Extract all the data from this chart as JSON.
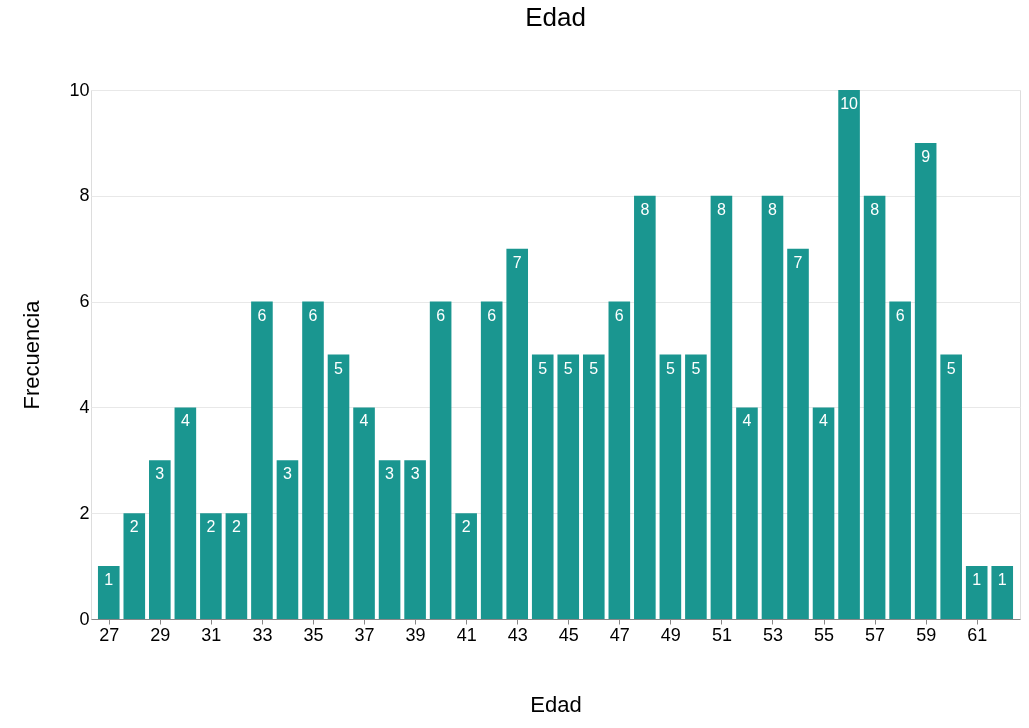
{
  "chart_data": {
    "type": "bar",
    "title": "Edad",
    "xlabel": "Edad",
    "ylabel": "Frecuencia",
    "x": [
      27,
      28,
      29,
      30,
      31,
      32,
      33,
      34,
      35,
      36,
      37,
      38,
      39,
      40,
      41,
      42,
      43,
      44,
      45,
      46,
      47,
      48,
      49,
      50,
      51,
      52,
      53,
      54,
      55,
      56,
      57,
      58,
      59,
      60,
      61,
      62
    ],
    "values": [
      1,
      2,
      3,
      4,
      2,
      2,
      6,
      3,
      6,
      5,
      4,
      3,
      3,
      6,
      2,
      6,
      7,
      5,
      5,
      5,
      6,
      8,
      5,
      5,
      8,
      4,
      8,
      7,
      4,
      10,
      8,
      6,
      9,
      5,
      1,
      1
    ],
    "color": "#1a9690",
    "xlim": [
      26.5,
      62.5
    ],
    "xticks": [
      27,
      29,
      31,
      33,
      35,
      37,
      39,
      41,
      43,
      45,
      47,
      49,
      51,
      53,
      55,
      57,
      59,
      61
    ],
    "ylim": [
      0,
      10
    ],
    "yticks": [
      0,
      2,
      4,
      6,
      8,
      10
    ],
    "grid": "y",
    "data_labels": true
  }
}
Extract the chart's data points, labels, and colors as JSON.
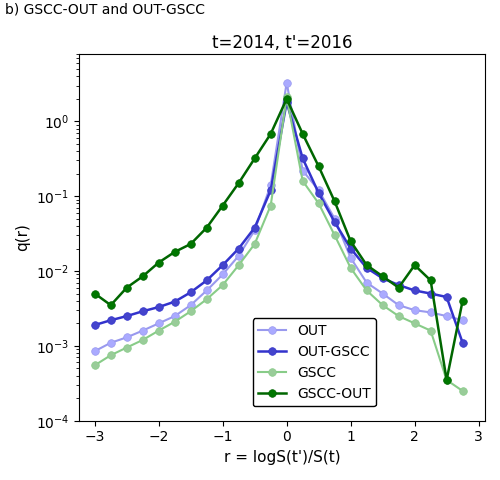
{
  "title": "t=2014, t'=2016",
  "suptitle": "b) GSCC-OUT and OUT-GSCC",
  "xlabel": "r = logS(t')/S(t)",
  "ylabel": "q(r)",
  "series": {
    "OUT": {
      "color": "#9999ee",
      "marker_color": "#aaaaff",
      "linewidth": 1.5,
      "x": [
        -3.0,
        -2.75,
        -2.5,
        -2.25,
        -2.0,
        -1.75,
        -1.5,
        -1.25,
        -1.0,
        -0.75,
        -0.5,
        -0.25,
        0.0,
        0.25,
        0.5,
        0.75,
        1.0,
        1.25,
        1.5,
        1.75,
        2.0,
        2.25,
        2.5,
        2.75
      ],
      "y": [
        0.00085,
        0.0011,
        0.0013,
        0.0016,
        0.002,
        0.0025,
        0.0035,
        0.0055,
        0.009,
        0.016,
        0.035,
        0.14,
        3.3,
        0.22,
        0.12,
        0.05,
        0.015,
        0.007,
        0.005,
        0.0035,
        0.003,
        0.0028,
        0.0025,
        0.0022
      ]
    },
    "OUT-GSCC": {
      "color": "#3333cc",
      "marker_color": "#4444cc",
      "linewidth": 1.8,
      "x": [
        -3.0,
        -2.75,
        -2.5,
        -2.25,
        -2.0,
        -1.75,
        -1.5,
        -1.25,
        -1.0,
        -0.75,
        -0.5,
        -0.25,
        0.0,
        0.25,
        0.5,
        0.75,
        1.0,
        1.25,
        1.5,
        1.75,
        2.0,
        2.25,
        2.5,
        2.75
      ],
      "y": [
        0.0019,
        0.0022,
        0.0025,
        0.0029,
        0.0033,
        0.0039,
        0.0052,
        0.0075,
        0.012,
        0.02,
        0.038,
        0.12,
        1.8,
        0.32,
        0.11,
        0.045,
        0.02,
        0.011,
        0.008,
        0.0065,
        0.0055,
        0.005,
        0.0045,
        0.0011
      ]
    },
    "GSCC": {
      "color": "#88cc88",
      "marker_color": "#99cc99",
      "linewidth": 1.5,
      "x": [
        -3.0,
        -2.75,
        -2.5,
        -2.25,
        -2.0,
        -1.75,
        -1.5,
        -1.25,
        -1.0,
        -0.75,
        -0.5,
        -0.25,
        0.0,
        0.25,
        0.5,
        0.75,
        1.0,
        1.25,
        1.5,
        1.75,
        2.0,
        2.25,
        2.5,
        2.75
      ],
      "y": [
        0.00055,
        0.00075,
        0.00095,
        0.0012,
        0.0016,
        0.0021,
        0.0029,
        0.0042,
        0.0065,
        0.012,
        0.023,
        0.075,
        2.1,
        0.16,
        0.08,
        0.03,
        0.011,
        0.0055,
        0.0035,
        0.0025,
        0.002,
        0.0016,
        0.00035,
        0.00025
      ]
    },
    "GSCC-OUT": {
      "color": "#006600",
      "marker_color": "#007700",
      "linewidth": 1.8,
      "x": [
        -3.0,
        -2.75,
        -2.5,
        -2.25,
        -2.0,
        -1.75,
        -1.5,
        -1.25,
        -1.0,
        -0.75,
        -0.5,
        -0.25,
        0.0,
        0.25,
        0.5,
        0.75,
        1.0,
        1.25,
        1.5,
        1.75,
        2.0,
        2.25,
        2.5,
        2.75
      ],
      "y": [
        0.005,
        0.0035,
        0.006,
        0.0085,
        0.013,
        0.018,
        0.023,
        0.038,
        0.075,
        0.15,
        0.32,
        0.68,
        2.0,
        0.68,
        0.25,
        0.085,
        0.025,
        0.012,
        0.0085,
        0.006,
        0.012,
        0.0075,
        0.00035,
        0.004
      ]
    }
  },
  "legend_order": [
    "OUT",
    "OUT-GSCC",
    "GSCC",
    "GSCC-OUT"
  ]
}
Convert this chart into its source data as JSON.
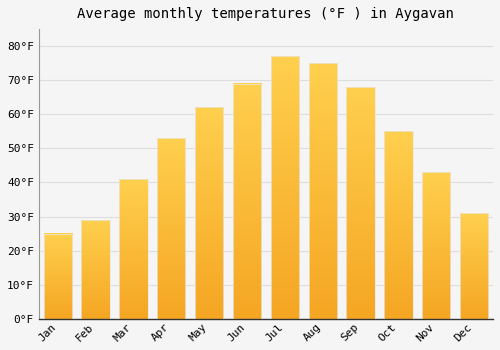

→ **Your objective**
Retype each line of the listing above word for word. Exclude the pictures.

→ **Problem solution**
Extract all the data from this chart as JSON.
{
  "chart_data": {
    "type": "bar",
    "title": "Edad",
    "xlabel": "Edad",
    "ylabel": "Frecuencia",
    "x": [
      27,
      28,
      29,
      30,
      31,
      32,
      33,
      34,
      35,
      36,
      37,
      38,
      39,
      40,
      41,
      42,
      43,
      44,
      45,
      46,
      47,
      48,
      49,
      50,
      51,
      52,
      53,
      54,
      55,
      56,
      57,
      58,
      59,
      60,
      61,
      62
    ],
    "values": [
      1,
      2,
      3,
      4,
      2,
      2,
      6,
      3,
      6,
      5,
      4,
      3,
      3,
      6,
      2,
      6,
      7,
      5,
      5,
      5,
      6,
      8,
      5,
      5,
      8,
      4,
      8,
      7,
      4,
      10,
      8,
      6,
      9,
      5,
      1,
      1
    ],
    "color": "#1a9690",
    "xlim": [
      26.5,
      62.5
    ],
    "xticks": [
      27,
      29,
      31,
      33,
      35,
      37,
      39,
      41,
      43,
      45,
      47,
      49,
      51,
      53,
      55,
      57,
      59,
      61
    ],
    "ylim": [
      0,
      10
    ],
    "yticks": [
      0,
      2,
      4,
      6,
      8,
      10
    ],
    "grid": "y",
    "data_labels": true
  }
}
Extract the chart's data points, labels, and colors as JSON.
{
  "title": "t=2014, t'=2016",
  "suptitle": "b) GSCC-OUT and OUT-GSCC",
  "xlabel": "r = logS(t')/S(t)",
  "ylabel": "q(r)",
  "series": {
    "OUT": {
      "color": "#9999ee",
      "marker_color": "#aaaaff",
      "linewidth": 1.5,
      "x": [
        -3.0,
        -2.75,
        -2.5,
        -2.25,
        -2.0,
        -1.75,
        -1.5,
        -1.25,
        -1.0,
        -0.75,
        -0.5,
        -0.25,
        0.0,
        0.25,
        0.5,
        0.75,
        1.0,
        1.25,
        1.5,
        1.75,
        2.0,
        2.25,
        2.5,
        2.75
      ],
      "y": [
        0.00085,
        0.0011,
        0.0013,
        0.0016,
        0.002,
        0.0025,
        0.0035,
        0.0055,
        0.009,
        0.016,
        0.035,
        0.14,
        3.3,
        0.22,
        0.12,
        0.05,
        0.015,
        0.007,
        0.005,
        0.0035,
        0.003,
        0.0028,
        0.0025,
        0.0022
      ]
    },
    "OUT-GSCC": {
      "color": "#3333cc",
      "marker_color": "#4444cc",
      "linewidth": 1.8,
      "x": [
        -3.0,
        -2.75,
        -2.5,
        -2.25,
        -2.0,
        -1.75,
        -1.5,
        -1.25,
        -1.0,
        -0.75,
        -0.5,
        -0.25,
        0.0,
        0.25,
        0.5,
        0.75,
        1.0,
        1.25,
        1.5,
        1.75,
        2.0,
        2.25,
        2.5,
        2.75
      ],
      "y": [
        0.0019,
        0.0022,
        0.0025,
        0.0029,
        0.0033,
        0.0039,
        0.0052,
        0.0075,
        0.012,
        0.02,
        0.038,
        0.12,
        1.8,
        0.32,
        0.11,
        0.045,
        0.02,
        0.011,
        0.008,
        0.0065,
        0.0055,
        0.005,
        0.0045,
        0.0011
      ]
    },
    "GSCC": {
      "color": "#88cc88",
      "marker_color": "#99cc99",
      "linewidth": 1.5,
      "x": [
        -3.0,
        -2.75,
        -2.5,
        -2.25,
        -2.0,
        -1.75,
        -1.5,
        -1.25,
        -1.0,
        -0.75,
        -0.5,
        -0.25,
        0.0,
        0.25,
        0.5,
        0.75,
        1.0,
        1.25,
        1.5,
        1.75,
        2.0,
        2.25,
        2.5,
        2.75
      ],
      "y": [
        0.00055,
        0.00075,
        0.00095,
        0.0012,
        0.0016,
        0.0021,
        0.0029,
        0.0042,
        0.0065,
        0.012,
        0.023,
        0.075,
        2.1,
        0.16,
        0.08,
        0.03,
        0.011,
        0.0055,
        0.0035,
        0.0025,
        0.002,
        0.0016,
        0.00035,
        0.00025
      ]
    },
    "GSCC-OUT": {
      "color": "#006600",
      "marker_color": "#007700",
      "linewidth": 1.8,
      "x": [
        -3.0,
        -2.75,
        -2.5,
        -2.25,
        -2.0,
        -1.75,
        -1.5,
        -1.25,
        -1.0,
        -0.75,
        -0.5,
        -0.25,
        0.0,
        0.25,
        0.5,
        0.75,
        1.0,
        1.25,
        1.5,
        1.75,
        2.0,
        2.25,
        2.5,
        2.75
      ],
      "y": [
        0.005,
        0.0035,
        0.006,
        0.0085,
        0.013,
        0.018,
        0.023,
        0.038,
        0.075,
        0.15,
        0.32,
        0.68,
        2.0,
        0.68,
        0.25,
        0.085,
        0.025,
        0.012,
        0.0085,
        0.006,
        0.012,
        0.0075,
        0.00035,
        0.004
      ]
    }
  },
  "legend_order": [
    "OUT",
    "OUT-GSCC",
    "GSCC",
    "GSCC-OUT"
  ]
}
Convert this chart into its source data as JSON.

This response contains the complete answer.